# [Problem description]
When a line of the entries contains the word "mechanisms", report that line.

Data tied to figure images:
★ ★ ★ ★ ★ ★ ★

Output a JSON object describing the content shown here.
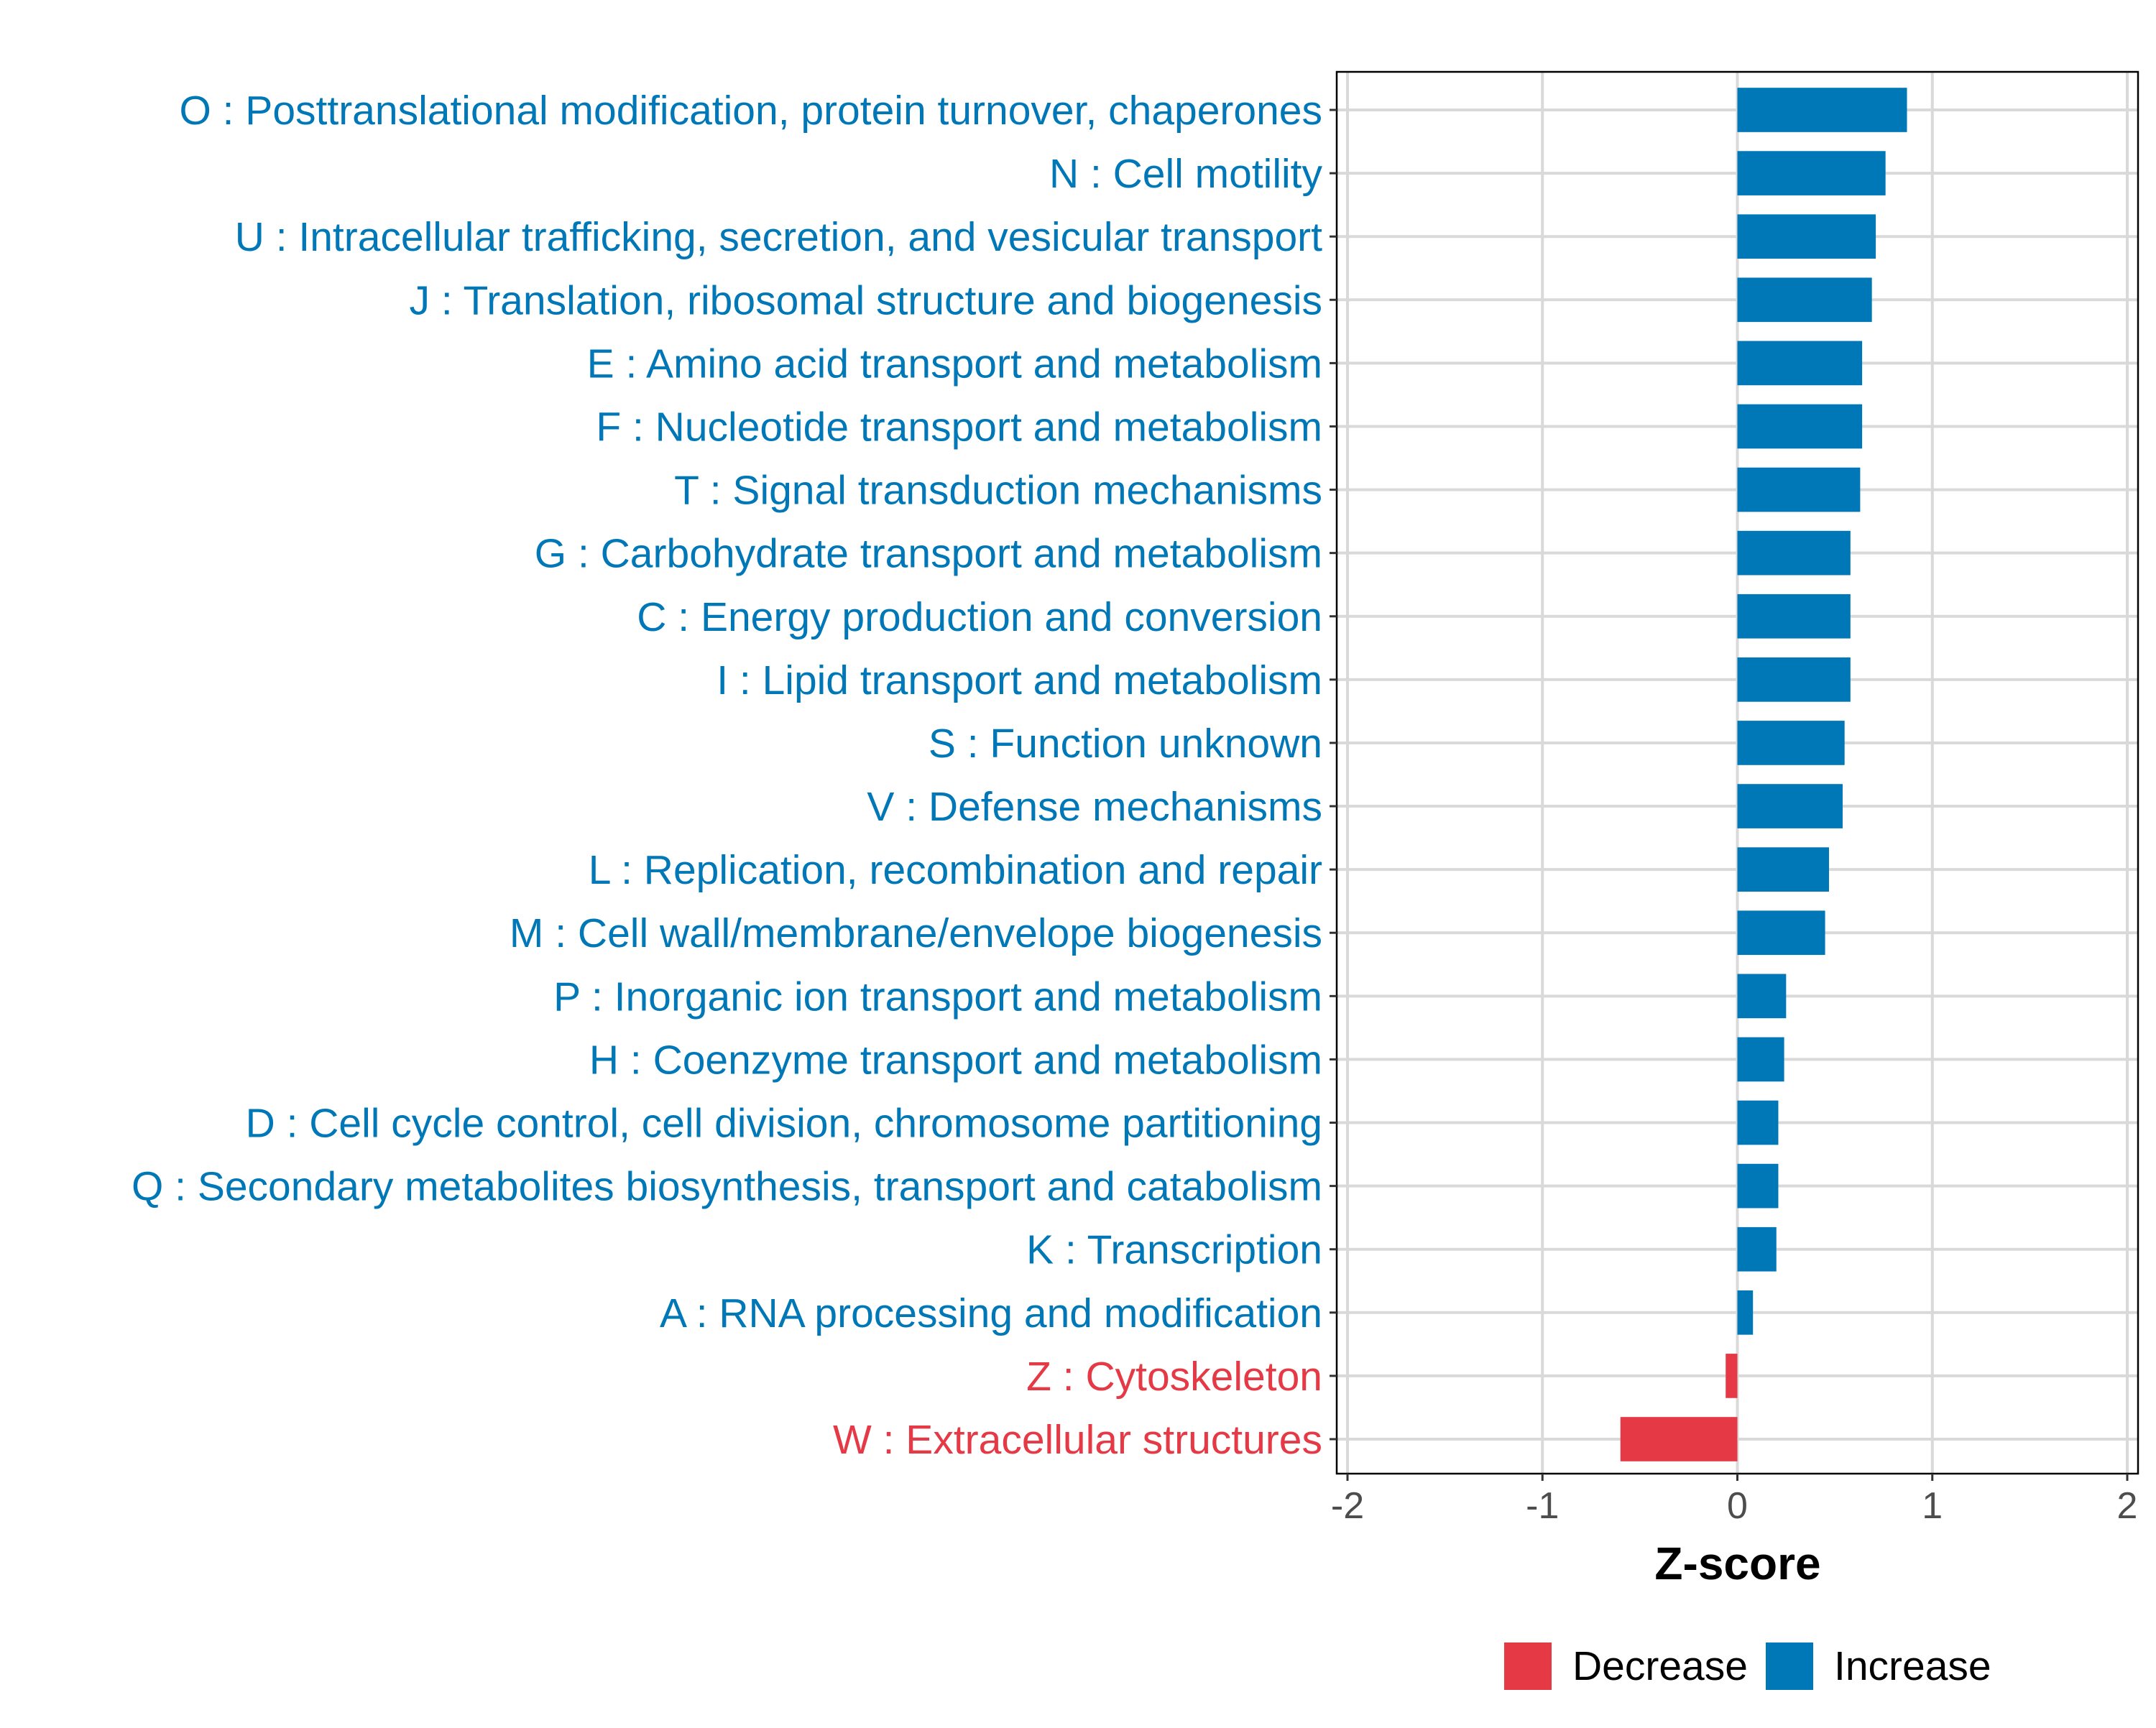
{
  "chart_data": {
    "type": "bar",
    "orientation": "horizontal",
    "title": "",
    "xlabel": "Z-score",
    "ylabel": "",
    "xlim": [
      -2,
      2
    ],
    "xticks": [
      "-2",
      "-1",
      "0",
      "1",
      "2"
    ],
    "xtick_values": [
      -2,
      -1,
      0,
      1,
      2
    ],
    "grid": true,
    "legend_position": "bottom",
    "colors": {
      "Decrease": "#E63946",
      "Increase": "#0077B6"
    },
    "legend": [
      {
        "label": "Decrease",
        "color": "#E63946"
      },
      {
        "label": "Increase",
        "color": "#0077B6"
      }
    ],
    "categories": [
      "O : Posttranslational modification, protein turnover, chaperones",
      "N : Cell motility",
      "U : Intracellular trafficking, secretion, and vesicular transport",
      "J : Translation, ribosomal structure and biogenesis",
      "E : Amino acid transport and metabolism",
      "F : Nucleotide transport and metabolism",
      "T : Signal transduction mechanisms",
      "G : Carbohydrate transport and metabolism",
      "C : Energy production and conversion",
      "I : Lipid transport and metabolism",
      "S : Function unknown",
      "V : Defense mechanisms",
      "L : Replication, recombination and repair",
      "M : Cell wall/membrane/envelope biogenesis",
      "P : Inorganic ion transport and metabolism",
      "H : Coenzyme transport and metabolism",
      "D : Cell cycle control, cell division, chromosome partitioning",
      "Q : Secondary metabolites biosynthesis, transport and catabolism",
      "K : Transcription",
      "A : RNA processing and modification",
      "Z : Cytoskeleton",
      "W : Extracellular structures"
    ],
    "values": [
      0.87,
      0.76,
      0.71,
      0.69,
      0.64,
      0.64,
      0.63,
      0.58,
      0.58,
      0.58,
      0.55,
      0.54,
      0.47,
      0.45,
      0.25,
      0.24,
      0.21,
      0.21,
      0.2,
      0.08,
      -0.06,
      -0.6
    ]
  }
}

★ ★ ★ ★ ★ ★ ★

# [Exercise response]
      "T : Signal transduction mechanisms",
      "V : Defense mechanisms",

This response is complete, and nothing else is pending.